PROBLEM:
For each line of the data below that holds "style", copy the line.

[Items from a data source]
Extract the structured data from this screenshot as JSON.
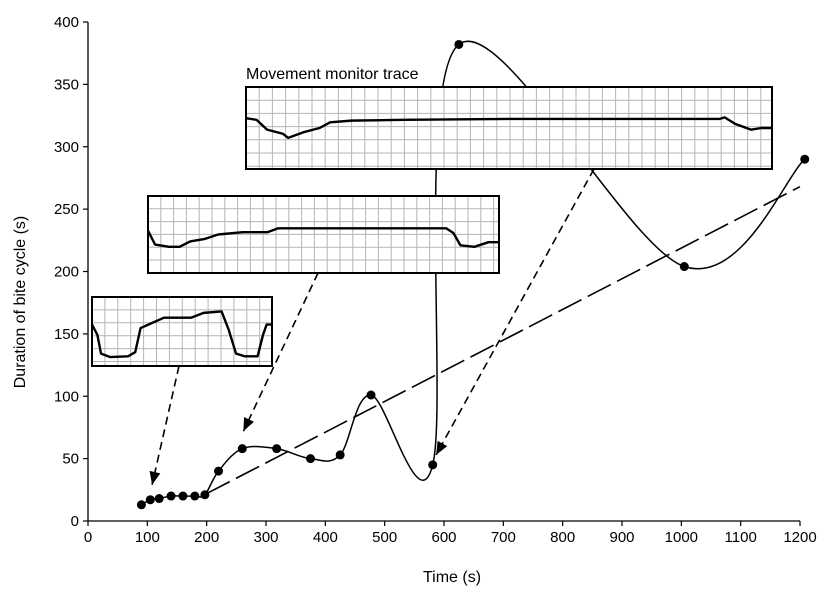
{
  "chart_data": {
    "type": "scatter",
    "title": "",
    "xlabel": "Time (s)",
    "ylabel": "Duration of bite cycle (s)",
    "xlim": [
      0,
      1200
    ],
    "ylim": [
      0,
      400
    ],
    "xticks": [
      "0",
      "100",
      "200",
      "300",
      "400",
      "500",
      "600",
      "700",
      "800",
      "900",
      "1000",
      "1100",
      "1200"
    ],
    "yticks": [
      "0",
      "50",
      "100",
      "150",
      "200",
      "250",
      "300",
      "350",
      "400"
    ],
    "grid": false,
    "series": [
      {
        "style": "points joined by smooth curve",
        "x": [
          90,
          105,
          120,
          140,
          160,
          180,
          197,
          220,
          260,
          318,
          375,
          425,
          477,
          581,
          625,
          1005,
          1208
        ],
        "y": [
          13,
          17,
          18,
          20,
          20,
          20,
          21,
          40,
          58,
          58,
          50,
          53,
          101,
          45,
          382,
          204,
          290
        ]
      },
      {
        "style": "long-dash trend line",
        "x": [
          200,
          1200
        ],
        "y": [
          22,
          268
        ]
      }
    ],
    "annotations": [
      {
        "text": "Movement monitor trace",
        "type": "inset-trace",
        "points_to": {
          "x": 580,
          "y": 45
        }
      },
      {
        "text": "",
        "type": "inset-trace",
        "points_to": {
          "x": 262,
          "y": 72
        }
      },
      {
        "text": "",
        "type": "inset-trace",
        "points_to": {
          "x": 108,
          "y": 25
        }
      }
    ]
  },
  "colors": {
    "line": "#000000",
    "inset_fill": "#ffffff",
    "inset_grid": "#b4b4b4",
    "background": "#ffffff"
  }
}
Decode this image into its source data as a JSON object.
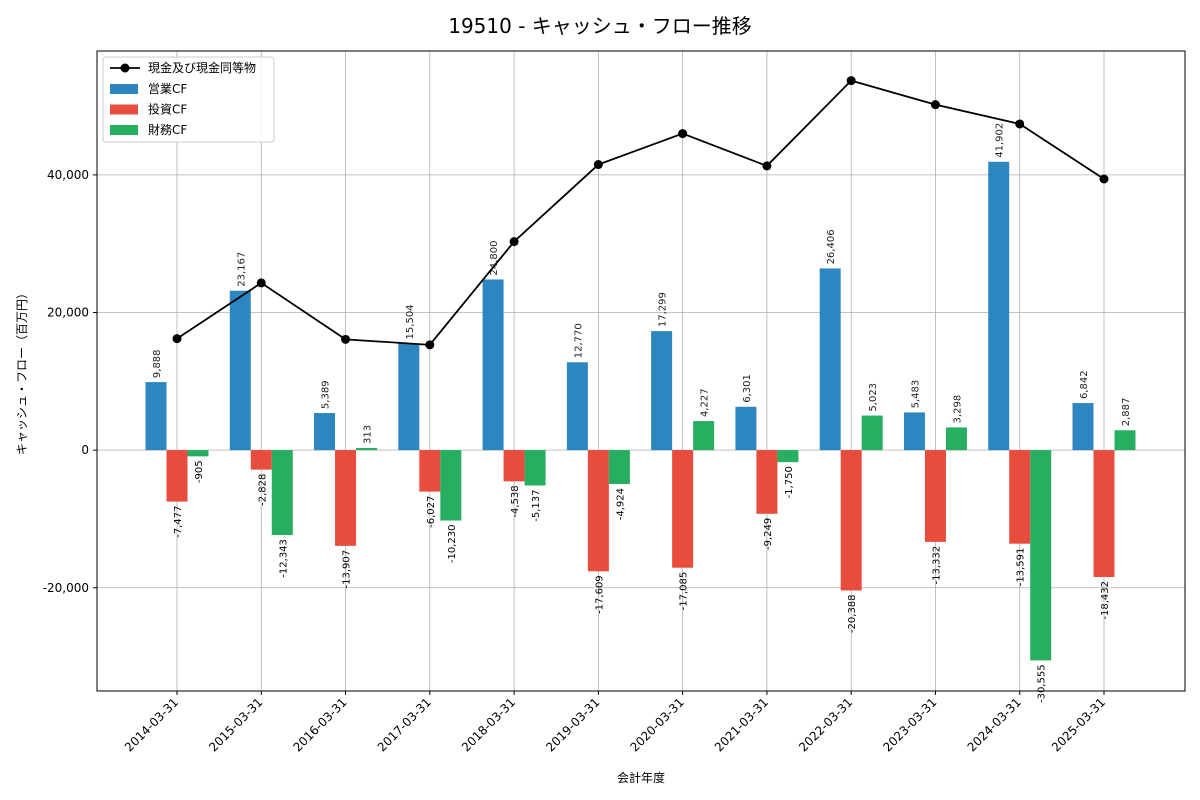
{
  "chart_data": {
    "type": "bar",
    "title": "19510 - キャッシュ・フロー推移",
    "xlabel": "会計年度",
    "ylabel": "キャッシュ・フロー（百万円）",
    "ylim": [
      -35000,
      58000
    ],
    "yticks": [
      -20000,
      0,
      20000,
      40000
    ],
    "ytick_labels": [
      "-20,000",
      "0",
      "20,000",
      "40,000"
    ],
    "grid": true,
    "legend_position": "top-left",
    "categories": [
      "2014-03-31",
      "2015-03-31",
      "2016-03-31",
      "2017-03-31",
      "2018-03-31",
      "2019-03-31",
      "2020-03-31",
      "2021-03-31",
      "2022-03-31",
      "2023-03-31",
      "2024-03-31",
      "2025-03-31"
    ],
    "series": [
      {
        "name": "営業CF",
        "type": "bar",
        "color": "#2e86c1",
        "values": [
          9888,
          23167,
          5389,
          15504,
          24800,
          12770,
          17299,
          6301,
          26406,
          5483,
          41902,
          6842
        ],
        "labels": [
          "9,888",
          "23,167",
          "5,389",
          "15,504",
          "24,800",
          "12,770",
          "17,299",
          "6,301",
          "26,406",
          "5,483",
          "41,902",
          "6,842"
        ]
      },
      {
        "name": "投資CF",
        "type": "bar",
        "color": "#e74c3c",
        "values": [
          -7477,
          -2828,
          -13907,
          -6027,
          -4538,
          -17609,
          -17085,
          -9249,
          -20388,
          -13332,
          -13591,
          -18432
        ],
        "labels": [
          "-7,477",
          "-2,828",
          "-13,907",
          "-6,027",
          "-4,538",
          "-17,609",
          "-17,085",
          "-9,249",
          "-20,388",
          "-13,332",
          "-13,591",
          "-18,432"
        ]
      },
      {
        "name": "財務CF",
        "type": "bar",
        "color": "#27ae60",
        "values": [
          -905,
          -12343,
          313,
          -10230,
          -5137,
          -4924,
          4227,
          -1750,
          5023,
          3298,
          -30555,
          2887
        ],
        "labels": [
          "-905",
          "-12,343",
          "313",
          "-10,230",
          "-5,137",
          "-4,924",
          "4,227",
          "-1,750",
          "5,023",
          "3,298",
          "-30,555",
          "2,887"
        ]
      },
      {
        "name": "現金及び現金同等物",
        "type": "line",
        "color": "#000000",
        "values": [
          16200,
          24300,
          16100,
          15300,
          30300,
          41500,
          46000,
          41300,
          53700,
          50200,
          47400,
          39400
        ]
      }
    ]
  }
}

COMPLETED TASK:
        "style": "points joined by smooth curve",
        "style": "long-dash trend line",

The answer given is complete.